>> start

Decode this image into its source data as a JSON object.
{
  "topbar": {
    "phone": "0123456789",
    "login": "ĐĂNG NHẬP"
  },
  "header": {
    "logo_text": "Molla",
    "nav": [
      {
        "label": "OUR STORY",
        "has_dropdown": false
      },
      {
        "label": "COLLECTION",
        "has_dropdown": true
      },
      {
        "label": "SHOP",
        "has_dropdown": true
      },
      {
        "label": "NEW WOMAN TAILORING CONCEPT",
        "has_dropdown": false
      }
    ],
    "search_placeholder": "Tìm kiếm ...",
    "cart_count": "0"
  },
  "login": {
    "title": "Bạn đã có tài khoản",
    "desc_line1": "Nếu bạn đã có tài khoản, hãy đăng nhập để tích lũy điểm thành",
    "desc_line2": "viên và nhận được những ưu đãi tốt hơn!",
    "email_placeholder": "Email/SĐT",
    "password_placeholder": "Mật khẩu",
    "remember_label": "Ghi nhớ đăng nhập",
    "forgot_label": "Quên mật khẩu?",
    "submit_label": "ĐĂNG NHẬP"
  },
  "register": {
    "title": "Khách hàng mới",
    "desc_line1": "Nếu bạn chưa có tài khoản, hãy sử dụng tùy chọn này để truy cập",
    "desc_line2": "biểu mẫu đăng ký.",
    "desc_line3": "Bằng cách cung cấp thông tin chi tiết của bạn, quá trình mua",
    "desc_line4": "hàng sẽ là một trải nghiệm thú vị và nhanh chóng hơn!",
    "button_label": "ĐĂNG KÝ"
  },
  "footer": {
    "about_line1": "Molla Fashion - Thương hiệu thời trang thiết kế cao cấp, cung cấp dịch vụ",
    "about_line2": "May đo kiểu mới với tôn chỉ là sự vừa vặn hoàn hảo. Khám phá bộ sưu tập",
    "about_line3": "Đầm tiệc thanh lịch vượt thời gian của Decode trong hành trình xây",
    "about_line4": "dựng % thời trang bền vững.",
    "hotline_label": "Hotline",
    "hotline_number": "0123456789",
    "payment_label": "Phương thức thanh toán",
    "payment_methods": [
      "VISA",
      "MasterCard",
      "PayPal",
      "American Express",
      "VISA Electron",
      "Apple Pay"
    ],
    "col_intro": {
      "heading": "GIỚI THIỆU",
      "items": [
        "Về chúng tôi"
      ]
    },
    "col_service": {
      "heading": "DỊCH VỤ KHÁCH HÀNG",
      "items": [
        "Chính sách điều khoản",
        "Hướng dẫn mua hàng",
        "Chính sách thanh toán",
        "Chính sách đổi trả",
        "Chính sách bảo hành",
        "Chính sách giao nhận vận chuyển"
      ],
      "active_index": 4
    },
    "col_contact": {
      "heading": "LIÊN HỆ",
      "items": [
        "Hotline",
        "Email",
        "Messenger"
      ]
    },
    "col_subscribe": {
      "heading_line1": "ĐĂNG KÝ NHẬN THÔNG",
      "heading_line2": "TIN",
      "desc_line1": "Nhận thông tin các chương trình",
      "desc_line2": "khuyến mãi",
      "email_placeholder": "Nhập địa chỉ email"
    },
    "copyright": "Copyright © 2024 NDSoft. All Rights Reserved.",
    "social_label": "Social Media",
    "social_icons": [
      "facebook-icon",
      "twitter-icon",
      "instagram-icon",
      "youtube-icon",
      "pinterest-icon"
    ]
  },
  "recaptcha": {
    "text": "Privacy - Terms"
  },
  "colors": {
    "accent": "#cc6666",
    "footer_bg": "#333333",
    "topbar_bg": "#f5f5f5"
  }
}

>> end
>> start

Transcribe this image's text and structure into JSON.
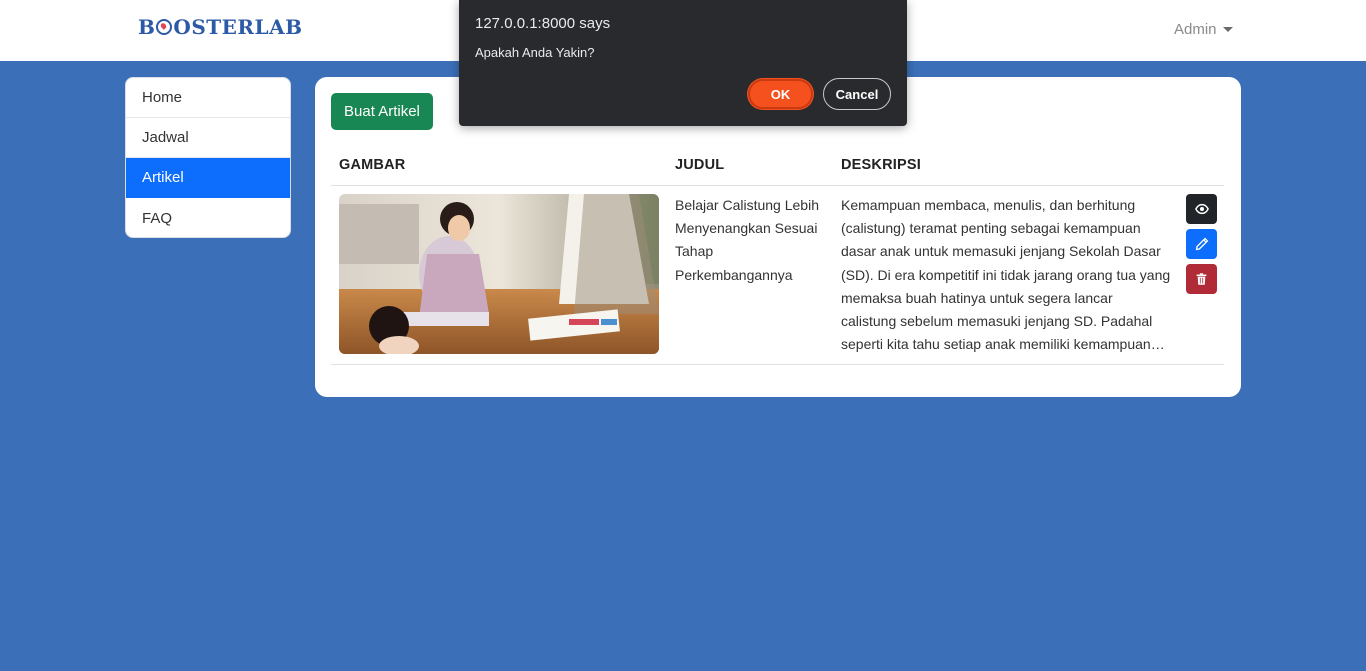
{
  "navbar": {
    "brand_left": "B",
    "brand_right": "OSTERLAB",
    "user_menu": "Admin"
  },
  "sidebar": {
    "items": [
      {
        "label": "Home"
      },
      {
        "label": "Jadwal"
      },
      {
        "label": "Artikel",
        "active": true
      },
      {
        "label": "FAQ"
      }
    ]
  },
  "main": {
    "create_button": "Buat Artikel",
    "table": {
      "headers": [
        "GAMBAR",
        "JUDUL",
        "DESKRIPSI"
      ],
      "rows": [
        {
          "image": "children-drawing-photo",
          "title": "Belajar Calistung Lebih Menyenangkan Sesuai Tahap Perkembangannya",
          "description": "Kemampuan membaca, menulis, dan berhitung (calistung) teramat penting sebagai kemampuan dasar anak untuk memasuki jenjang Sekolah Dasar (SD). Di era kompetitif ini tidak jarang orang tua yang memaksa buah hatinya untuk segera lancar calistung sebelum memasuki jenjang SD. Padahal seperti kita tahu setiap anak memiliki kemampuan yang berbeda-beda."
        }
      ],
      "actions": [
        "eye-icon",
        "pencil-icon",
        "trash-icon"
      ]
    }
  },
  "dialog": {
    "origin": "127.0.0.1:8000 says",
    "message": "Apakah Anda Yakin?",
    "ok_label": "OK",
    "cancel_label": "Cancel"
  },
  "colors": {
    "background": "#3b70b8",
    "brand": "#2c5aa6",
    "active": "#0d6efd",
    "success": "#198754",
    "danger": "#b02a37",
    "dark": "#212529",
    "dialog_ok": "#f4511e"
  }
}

>> end

- Requirements -
Sift through the entries and copy every line with "khẩu".

- Finished answer -
    "password_placeholder": "Mật khẩu",
    "forgot_label": "Quên mật khẩu?",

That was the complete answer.